(Spatial layout entries)
....

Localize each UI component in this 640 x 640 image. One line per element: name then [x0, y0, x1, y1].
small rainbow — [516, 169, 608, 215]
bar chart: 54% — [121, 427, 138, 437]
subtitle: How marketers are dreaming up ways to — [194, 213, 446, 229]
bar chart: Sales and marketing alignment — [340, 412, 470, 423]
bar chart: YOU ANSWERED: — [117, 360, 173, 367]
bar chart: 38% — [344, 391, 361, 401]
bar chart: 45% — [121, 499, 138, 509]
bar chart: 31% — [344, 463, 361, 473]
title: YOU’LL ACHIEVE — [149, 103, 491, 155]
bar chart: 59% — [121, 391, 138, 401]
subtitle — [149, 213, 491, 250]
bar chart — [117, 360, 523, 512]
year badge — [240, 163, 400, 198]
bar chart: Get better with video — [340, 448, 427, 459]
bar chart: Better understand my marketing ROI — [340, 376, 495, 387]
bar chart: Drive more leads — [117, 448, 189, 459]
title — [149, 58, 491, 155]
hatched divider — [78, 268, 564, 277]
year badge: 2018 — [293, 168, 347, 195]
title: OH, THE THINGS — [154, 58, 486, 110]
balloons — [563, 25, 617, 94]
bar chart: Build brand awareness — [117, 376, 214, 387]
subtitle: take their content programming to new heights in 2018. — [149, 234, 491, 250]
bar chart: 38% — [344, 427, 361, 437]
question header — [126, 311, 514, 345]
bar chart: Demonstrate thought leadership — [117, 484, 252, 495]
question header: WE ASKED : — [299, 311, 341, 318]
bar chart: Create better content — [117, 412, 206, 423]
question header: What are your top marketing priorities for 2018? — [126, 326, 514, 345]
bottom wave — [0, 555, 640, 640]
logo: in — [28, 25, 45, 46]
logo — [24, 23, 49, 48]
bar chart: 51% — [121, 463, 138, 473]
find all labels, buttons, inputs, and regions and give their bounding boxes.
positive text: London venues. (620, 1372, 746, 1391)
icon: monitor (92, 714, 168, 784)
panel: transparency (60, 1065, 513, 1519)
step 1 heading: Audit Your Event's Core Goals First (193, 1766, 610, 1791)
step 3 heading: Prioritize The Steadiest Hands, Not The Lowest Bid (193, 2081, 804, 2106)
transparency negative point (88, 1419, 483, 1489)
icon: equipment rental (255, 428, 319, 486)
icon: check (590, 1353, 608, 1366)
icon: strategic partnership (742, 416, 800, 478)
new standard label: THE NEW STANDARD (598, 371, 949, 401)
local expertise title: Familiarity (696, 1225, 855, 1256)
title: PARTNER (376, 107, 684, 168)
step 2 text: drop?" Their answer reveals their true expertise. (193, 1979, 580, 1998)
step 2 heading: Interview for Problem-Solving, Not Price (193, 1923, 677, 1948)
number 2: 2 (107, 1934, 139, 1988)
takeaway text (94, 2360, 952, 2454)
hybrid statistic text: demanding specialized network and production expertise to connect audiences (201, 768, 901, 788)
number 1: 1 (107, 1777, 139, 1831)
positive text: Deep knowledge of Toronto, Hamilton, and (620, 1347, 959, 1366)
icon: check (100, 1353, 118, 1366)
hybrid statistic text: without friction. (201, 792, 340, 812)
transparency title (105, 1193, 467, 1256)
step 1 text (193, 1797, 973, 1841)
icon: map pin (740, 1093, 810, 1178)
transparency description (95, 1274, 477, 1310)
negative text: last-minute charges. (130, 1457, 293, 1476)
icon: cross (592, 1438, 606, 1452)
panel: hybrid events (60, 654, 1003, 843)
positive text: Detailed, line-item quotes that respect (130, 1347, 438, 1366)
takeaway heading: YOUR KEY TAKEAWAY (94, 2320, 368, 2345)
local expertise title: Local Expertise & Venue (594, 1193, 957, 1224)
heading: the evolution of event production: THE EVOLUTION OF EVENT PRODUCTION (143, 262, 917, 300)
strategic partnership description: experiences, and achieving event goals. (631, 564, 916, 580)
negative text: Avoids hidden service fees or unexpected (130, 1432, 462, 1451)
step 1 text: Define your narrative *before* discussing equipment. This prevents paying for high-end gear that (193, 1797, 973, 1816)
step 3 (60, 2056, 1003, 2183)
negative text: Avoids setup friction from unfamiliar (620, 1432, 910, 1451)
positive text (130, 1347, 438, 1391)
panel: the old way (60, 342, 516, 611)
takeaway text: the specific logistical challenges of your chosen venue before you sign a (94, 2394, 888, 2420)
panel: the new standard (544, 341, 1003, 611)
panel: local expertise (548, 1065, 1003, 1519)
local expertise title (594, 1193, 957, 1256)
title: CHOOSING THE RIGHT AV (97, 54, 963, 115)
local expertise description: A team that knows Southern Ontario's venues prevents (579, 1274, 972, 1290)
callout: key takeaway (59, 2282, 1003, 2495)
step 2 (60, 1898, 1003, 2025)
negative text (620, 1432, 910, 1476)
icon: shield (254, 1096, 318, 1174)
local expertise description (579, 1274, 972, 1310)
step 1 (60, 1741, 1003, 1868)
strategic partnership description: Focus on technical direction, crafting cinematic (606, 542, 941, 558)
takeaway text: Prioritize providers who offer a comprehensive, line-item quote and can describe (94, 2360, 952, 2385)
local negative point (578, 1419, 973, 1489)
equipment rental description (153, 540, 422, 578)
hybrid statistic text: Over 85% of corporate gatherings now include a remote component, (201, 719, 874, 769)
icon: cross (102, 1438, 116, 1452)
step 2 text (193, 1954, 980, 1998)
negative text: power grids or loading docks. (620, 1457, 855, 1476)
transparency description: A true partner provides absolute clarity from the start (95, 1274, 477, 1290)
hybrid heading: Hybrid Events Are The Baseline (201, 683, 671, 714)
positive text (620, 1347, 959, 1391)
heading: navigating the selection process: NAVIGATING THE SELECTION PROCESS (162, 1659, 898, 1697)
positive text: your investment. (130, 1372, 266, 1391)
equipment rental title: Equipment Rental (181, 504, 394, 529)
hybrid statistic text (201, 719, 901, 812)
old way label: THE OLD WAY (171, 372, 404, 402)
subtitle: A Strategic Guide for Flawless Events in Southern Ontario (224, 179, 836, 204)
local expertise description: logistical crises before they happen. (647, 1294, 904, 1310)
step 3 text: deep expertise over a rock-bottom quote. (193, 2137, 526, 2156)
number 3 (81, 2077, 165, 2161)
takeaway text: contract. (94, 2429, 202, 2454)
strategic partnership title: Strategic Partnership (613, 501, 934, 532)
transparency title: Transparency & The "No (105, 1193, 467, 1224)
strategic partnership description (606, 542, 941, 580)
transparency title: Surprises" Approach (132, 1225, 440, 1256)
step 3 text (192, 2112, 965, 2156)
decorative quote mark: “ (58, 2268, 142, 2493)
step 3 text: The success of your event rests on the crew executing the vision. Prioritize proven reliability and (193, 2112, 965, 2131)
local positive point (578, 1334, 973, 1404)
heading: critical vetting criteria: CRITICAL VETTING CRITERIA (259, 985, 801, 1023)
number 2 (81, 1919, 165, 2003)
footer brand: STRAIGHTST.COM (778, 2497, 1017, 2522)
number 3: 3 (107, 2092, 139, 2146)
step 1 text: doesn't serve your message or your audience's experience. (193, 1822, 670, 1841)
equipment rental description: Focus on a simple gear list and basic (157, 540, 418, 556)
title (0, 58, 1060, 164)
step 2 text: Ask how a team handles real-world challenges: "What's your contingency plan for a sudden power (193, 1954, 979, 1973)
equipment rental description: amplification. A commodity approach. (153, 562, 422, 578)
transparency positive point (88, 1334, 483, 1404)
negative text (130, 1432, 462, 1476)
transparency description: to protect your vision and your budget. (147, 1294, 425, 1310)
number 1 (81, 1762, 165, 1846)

....

▶ _Your task_:
Copy every one of the records above line by line, changing nothing.

▶ _Result_:
Localize each UI component in this 640 x 640 image. One line per element: name then [x0, y0, x1, y1].
small rainbow — [516, 169, 608, 215]
bar chart: 54% — [121, 427, 138, 437]
subtitle: How marketers are dreaming up ways to — [194, 213, 446, 229]
bar chart: Sales and marketing alignment — [340, 412, 470, 423]
bar chart: YOU ANSWERED: — [117, 360, 173, 367]
bar chart: 38% — [344, 391, 361, 401]
bar chart: 45% — [121, 499, 138, 509]
bar chart: 31% — [344, 463, 361, 473]
title: YOU’LL ACHIEVE — [149, 103, 491, 155]
bar chart: 59% — [121, 391, 138, 401]
subtitle — [149, 213, 491, 250]
bar chart — [117, 360, 523, 512]
year badge — [240, 163, 400, 198]
bar chart: Get better with video — [340, 448, 427, 459]
bar chart: Better understand my marketing ROI — [340, 376, 495, 387]
bar chart: Drive more leads — [117, 448, 189, 459]
title — [149, 58, 491, 155]
hatched divider — [78, 268, 564, 277]
year badge: 2018 — [293, 168, 347, 195]
title: OH, THE THINGS — [154, 58, 486, 110]
balloons — [563, 25, 617, 94]
bar chart: Build brand awareness — [117, 376, 214, 387]
subtitle: take their content programming to new heights in 2018. — [149, 234, 491, 250]
bar chart: 38% — [344, 427, 361, 437]
question header — [126, 311, 514, 345]
bar chart: Demonstrate thought leadership — [117, 484, 252, 495]
question header: WE ASKED : — [299, 311, 341, 318]
bar chart: Create better content — [117, 412, 206, 423]
question header: What are your top marketing priorities for 2018? — [126, 326, 514, 345]
bottom wave — [0, 555, 640, 640]
logo: in — [28, 25, 45, 46]
logo — [24, 23, 49, 48]
bar chart: 51% — [121, 463, 138, 473]
find all labels, buttons, inputs, and regions and give their bounding boxes.
positive text: London venues. (620, 1372, 746, 1391)
icon: monitor (92, 714, 168, 784)
panel: transparency (60, 1065, 513, 1519)
step 1 heading: Audit Your Event's Core Goals First (193, 1766, 610, 1791)
step 3 heading: Prioritize The Steadiest Hands, Not The Lowest Bid (193, 2081, 804, 2106)
transparency negative point (88, 1419, 483, 1489)
icon: equipment rental (255, 428, 319, 486)
icon: check (590, 1353, 608, 1366)
icon: strategic partnership (742, 416, 800, 478)
new standard label: THE NEW STANDARD (598, 371, 949, 401)
local expertise title: Familiarity (696, 1225, 855, 1256)
title: PARTNER (376, 107, 684, 168)
step 2 text: drop?" Their answer reveals their true expertise. (193, 1979, 580, 1998)
step 2 heading: Interview for Problem-Solving, Not Price (193, 1923, 677, 1948)
number 2: 2 (107, 1934, 139, 1988)
takeaway text (94, 2360, 952, 2454)
hybrid statistic text: demanding specialized network and production expertise to connect audiences (201, 768, 901, 788)
number 1: 1 (107, 1777, 139, 1831)
positive text: Deep knowledge of Toronto, Hamilton, and (620, 1347, 959, 1366)
icon: check (100, 1353, 118, 1366)
hybrid statistic text: without friction. (201, 792, 340, 812)
transparency title (105, 1193, 467, 1256)
step 1 text (193, 1797, 973, 1841)
icon: map pin (740, 1093, 810, 1178)
transparency description (95, 1274, 477, 1310)
negative text: last-minute charges. (130, 1457, 293, 1476)
icon: cross (592, 1438, 606, 1452)
panel: hybrid events (60, 654, 1003, 843)
positive text: Detailed, line-item quotes that respect (130, 1347, 438, 1366)
takeaway heading: YOUR KEY TAKEAWAY (94, 2320, 368, 2345)
local expertise title: Local Expertise & Venue (594, 1193, 957, 1224)
heading: the evolution of event production: THE EVOLUTION OF EVENT PRODUCTION (143, 262, 917, 300)
strategic partnership description: experiences, and achieving event goals. (631, 564, 916, 580)
negative text: Avoids hidden service fees or unexpected (130, 1432, 462, 1451)
step 1 text: Define your narrative *before* discussing equipment. This prevents paying for high-end gear that (193, 1797, 973, 1816)
step 3 (60, 2056, 1003, 2183)
negative text: Avoids setup friction from unfamiliar (620, 1432, 910, 1451)
positive text (130, 1347, 438, 1391)
panel: the old way (60, 342, 516, 611)
takeaway text: the specific logistical challenges of your chosen venue before you sign a (94, 2394, 888, 2420)
panel: the new standard (544, 341, 1003, 611)
panel: local expertise (548, 1065, 1003, 1519)
local expertise title (594, 1193, 957, 1256)
title: CHOOSING THE RIGHT AV (97, 54, 963, 115)
local expertise description: A team that knows Southern Ontario's venues prevents (579, 1274, 972, 1290)
callout: key takeaway (59, 2282, 1003, 2495)
step 2 (60, 1898, 1003, 2025)
negative text (620, 1432, 910, 1476)
icon: shield (254, 1096, 318, 1174)
local expertise description (579, 1274, 972, 1310)
step 1 (60, 1741, 1003, 1868)
strategic partnership description: Focus on technical direction, crafting cinematic (606, 542, 941, 558)
takeaway text: Prioritize providers who offer a comprehensive, line-item quote and can describe (94, 2360, 952, 2385)
local negative point (578, 1419, 973, 1489)
equipment rental description (153, 540, 422, 578)
hybrid statistic text: Over 85% of corporate gatherings now include a remote component, (201, 719, 874, 769)
icon: cross (102, 1438, 116, 1452)
step 2 text (193, 1954, 980, 1998)
negative text: power grids or loading docks. (620, 1457, 855, 1476)
transparency description: A true partner provides absolute clarity from the start (95, 1274, 477, 1290)
hybrid heading: Hybrid Events Are The Baseline (201, 683, 671, 714)
positive text (620, 1347, 959, 1391)
heading: navigating the selection process: NAVIGATING THE SELECTION PROCESS (162, 1659, 898, 1697)
positive text: your investment. (130, 1372, 266, 1391)
equipment rental title: Equipment Rental (181, 504, 394, 529)
hybrid statistic text (201, 719, 901, 812)
old way label: THE OLD WAY (171, 372, 404, 402)
subtitle: A Strategic Guide for Flawless Events in Southern Ontario (224, 179, 836, 204)
local expertise description: logistical crises before they happen. (647, 1294, 904, 1310)
step 3 text: deep expertise over a rock-bottom quote. (193, 2137, 526, 2156)
number 3 (81, 2077, 165, 2161)
takeaway text: contract. (94, 2429, 202, 2454)
strategic partnership title: Strategic Partnership (613, 501, 934, 532)
transparency title: Transparency & The "No (105, 1193, 467, 1224)
strategic partnership description (606, 542, 941, 580)
transparency title: Surprises" Approach (132, 1225, 440, 1256)
step 3 text (192, 2112, 965, 2156)
decorative quote mark: “ (58, 2268, 142, 2493)
step 3 text: The success of your event rests on the crew executing the vision. Prioritize proven reliability and (193, 2112, 965, 2131)
local positive point (578, 1334, 973, 1404)
heading: critical vetting criteria: CRITICAL VETTING CRITERIA (259, 985, 801, 1023)
number 2 (81, 1919, 165, 2003)
footer brand: STRAIGHTST.COM (778, 2497, 1017, 2522)
number 3: 3 (107, 2092, 139, 2146)
step 1 text: doesn't serve your message or your audience's experience. (193, 1822, 670, 1841)
equipment rental description: Focus on a simple gear list and basic (157, 540, 418, 556)
title (0, 58, 1060, 164)
step 2 text: Ask how a team handles real-world challenges: "What's your contingency plan for a sudden power (193, 1954, 979, 1973)
equipment rental description: amplification. A commodity approach. (153, 562, 422, 578)
transparency positive point (88, 1334, 483, 1404)
negative text (130, 1432, 462, 1476)
transparency description: to protect your vision and your budget. (147, 1294, 425, 1310)
number 1 (81, 1762, 165, 1846)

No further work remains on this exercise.